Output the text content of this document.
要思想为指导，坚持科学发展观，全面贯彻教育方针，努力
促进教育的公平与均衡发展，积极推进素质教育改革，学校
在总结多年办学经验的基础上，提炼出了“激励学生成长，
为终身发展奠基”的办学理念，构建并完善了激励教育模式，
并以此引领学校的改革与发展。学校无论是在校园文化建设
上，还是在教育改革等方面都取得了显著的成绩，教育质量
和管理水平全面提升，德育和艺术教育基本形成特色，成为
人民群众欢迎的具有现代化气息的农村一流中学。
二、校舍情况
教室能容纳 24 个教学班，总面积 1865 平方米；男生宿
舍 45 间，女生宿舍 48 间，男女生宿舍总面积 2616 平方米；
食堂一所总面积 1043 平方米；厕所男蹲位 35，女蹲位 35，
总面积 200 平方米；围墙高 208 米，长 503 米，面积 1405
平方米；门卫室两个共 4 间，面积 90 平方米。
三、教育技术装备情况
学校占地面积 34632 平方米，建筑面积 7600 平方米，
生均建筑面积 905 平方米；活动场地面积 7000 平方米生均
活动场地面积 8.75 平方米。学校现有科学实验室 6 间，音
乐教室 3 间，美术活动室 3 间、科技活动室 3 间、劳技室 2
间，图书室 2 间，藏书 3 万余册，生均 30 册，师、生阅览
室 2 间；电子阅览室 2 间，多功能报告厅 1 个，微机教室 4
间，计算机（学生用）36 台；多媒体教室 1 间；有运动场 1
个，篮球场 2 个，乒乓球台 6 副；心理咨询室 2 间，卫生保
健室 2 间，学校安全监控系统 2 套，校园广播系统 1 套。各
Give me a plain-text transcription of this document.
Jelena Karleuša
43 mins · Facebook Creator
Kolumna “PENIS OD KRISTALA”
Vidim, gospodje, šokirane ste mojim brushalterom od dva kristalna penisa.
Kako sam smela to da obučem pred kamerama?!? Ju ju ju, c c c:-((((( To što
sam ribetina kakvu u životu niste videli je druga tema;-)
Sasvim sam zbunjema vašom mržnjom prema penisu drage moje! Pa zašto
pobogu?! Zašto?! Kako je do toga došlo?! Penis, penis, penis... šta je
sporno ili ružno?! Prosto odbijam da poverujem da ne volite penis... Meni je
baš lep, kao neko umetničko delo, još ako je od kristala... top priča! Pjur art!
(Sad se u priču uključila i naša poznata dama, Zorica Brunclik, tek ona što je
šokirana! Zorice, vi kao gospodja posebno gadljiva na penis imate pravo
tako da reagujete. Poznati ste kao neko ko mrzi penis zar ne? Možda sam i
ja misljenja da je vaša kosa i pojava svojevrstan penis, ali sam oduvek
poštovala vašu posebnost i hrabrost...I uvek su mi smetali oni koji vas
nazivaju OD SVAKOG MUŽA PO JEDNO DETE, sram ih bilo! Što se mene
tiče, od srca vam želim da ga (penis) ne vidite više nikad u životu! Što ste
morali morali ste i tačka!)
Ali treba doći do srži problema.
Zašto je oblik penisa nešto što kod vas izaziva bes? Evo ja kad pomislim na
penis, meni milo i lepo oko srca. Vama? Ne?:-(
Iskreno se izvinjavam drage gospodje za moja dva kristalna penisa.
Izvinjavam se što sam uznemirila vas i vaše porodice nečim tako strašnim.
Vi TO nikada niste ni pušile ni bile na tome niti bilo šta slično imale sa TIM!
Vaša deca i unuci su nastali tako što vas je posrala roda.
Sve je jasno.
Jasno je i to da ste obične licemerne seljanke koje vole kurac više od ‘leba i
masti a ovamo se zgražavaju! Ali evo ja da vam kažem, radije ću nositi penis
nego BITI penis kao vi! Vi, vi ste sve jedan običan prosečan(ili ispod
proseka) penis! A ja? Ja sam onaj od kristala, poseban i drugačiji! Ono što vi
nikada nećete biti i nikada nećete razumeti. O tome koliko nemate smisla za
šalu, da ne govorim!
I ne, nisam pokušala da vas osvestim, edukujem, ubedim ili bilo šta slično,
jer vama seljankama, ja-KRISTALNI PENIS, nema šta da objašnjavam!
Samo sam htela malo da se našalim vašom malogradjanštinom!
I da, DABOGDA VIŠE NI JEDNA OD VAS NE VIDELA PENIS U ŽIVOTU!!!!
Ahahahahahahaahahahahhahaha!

--------------------------------------------------

■ TO DO ■
Retype the material above, line by line, exactly.

■ FULL OUTPUT ■
Output the text content of this document.
要思想为指导，坚持科学发展观，全面贯彻教育方针，努力
促进教育的公平与均衡发展，积极推进素质教育改革，学校
在总结多年办学经验的基础上，提炼出了“激励学生成长，
为终身发展奠基”的办学理念，构建并完善了激励教育模式，
并以此引领学校的改革与发展。学校无论是在校园文化建设
上，还是在教育改革等方面都取得了显著的成绩，教育质量
和管理水平全面提升，德育和艺术教育基本形成特色，成为
人民群众欢迎的具有现代化气息的农村一流中学。
二、校舍情况
教室能容纳 24 个教学班，总面积 1865 平方米；男生宿
舍 45 间，女生宿舍 48 间，男女生宿舍总面积 2616 平方米；
食堂一所总面积 1043 平方米；厕所男蹲位 35，女蹲位 35，
总面积 200 平方米；围墙高 208 米，长 503 米，面积 1405
平方米；门卫室两个共 4 间，面积 90 平方米。
三、教育技术装备情况
学校占地面积 34632 平方米，建筑面积 7600 平方米，
生均建筑面积 905 平方米；活动场地面积 7000 平方米生均
活动场地面积 8.75 平方米。学校现有科学实验室 6 间，音
乐教室 3 间，美术活动室 3 间、科技活动室 3 间、劳技室 2
间，图书室 2 间，藏书 3 万余册，生均 30 册，师、生阅览
室 2 间；电子阅览室 2 间，多功能报告厅 1 个，微机教室 4
间，计算机（学生用）36 台；多媒体教室 1 间；有运动场 1
个，篮球场 2 个，乒乓球台 6 副；心理咨询室 2 间，卫生保
健室 2 间，学校安全监控系统 2 套，校园广播系统 1 套。各
Give me a plain-text transcription of this document.
Jelena Karleuša
43 mins · Facebook Creator
Kolumna “PENIS OD KRISTALA”
Vidim, gospodje, šokirane ste mojim brushalterom od dva kristalna penisa.
Kako sam smela to da obučem pred kamerama?!? Ju ju ju, c c c:-((((( To što
sam ribetina kakvu u životu niste videli je druga tema;-)
Sasvim sam zbunjema vašom mržnjom prema penisu drage moje! Pa zašto
pobogu?! Zašto?! Kako je do toga došlo?! Penis, penis, penis... šta je
sporno ili ružno?! Prosto odbijam da poverujem da ne volite penis... Meni je
baš lep, kao neko umetničko delo, još ako je od kristala... top priča! Pjur art!
(Sad se u priču uključila i naša poznata dama, Zorica Brunclik, tek ona što je
šokirana! Zorice, vi kao gospodja posebno gadljiva na penis imate pravo
tako da reagujete. Poznati ste kao neko ko mrzi penis zar ne? Možda sam i
ja misljenja da je vaša kosa i pojava svojevrstan penis, ali sam oduvek
poštovala vašu posebnost i hrabrost...I uvek su mi smetali oni koji vas
nazivaju OD SVAKOG MUŽA PO JEDNO DETE, sram ih bilo! Što se mene
tiče, od srca vam želim da ga (penis) ne vidite više nikad u životu! Što ste
morali morali ste i tačka!)
Ali treba doći do srži problema.
Zašto je oblik penisa nešto što kod vas izaziva bes? Evo ja kad pomislim na
penis, meni milo i lepo oko srca. Vama? Ne?:-(
Iskreno se izvinjavam drage gospodje za moja dva kristalna penisa.
Izvinjavam se što sam uznemirila vas i vaše porodice nečim tako strašnim.
Vi TO nikada niste ni pušile ni bile na tome niti bilo šta slično imale sa TIM!
Vaša deca i unuci su nastali tako što vas je posrala roda.
Sve je jasno.
Jasno je i to da ste obične licemerne seljanke koje vole kurac više od ‘leba i
masti a ovamo se zgražavaju! Ali evo ja da vam kažem, radije ću nositi penis
nego BITI penis kao vi! Vi, vi ste sve jedan običan prosečan(ili ispod
proseka) penis! A ja? Ja sam onaj od kristala, poseban i drugačiji! Ono što vi
nikada nećete biti i nikada nećete razumeti. O tome koliko nemate smisla za
šalu, da ne govorim!
I ne, nisam pokušala da vas osvestim, edukujem, ubedim ili bilo šta slično,
jer vama seljankama, ja-KRISTALNI PENIS, nema šta da objašnjavam!
Samo sam htela malo da se našalim vašom malogradjanštinom!
I da, DABOGDA VIŠE NI JEDNA OD VAS NE VIDELA PENIS U ŽIVOTU!!!!
Ahahahahahahaahahahahhahaha!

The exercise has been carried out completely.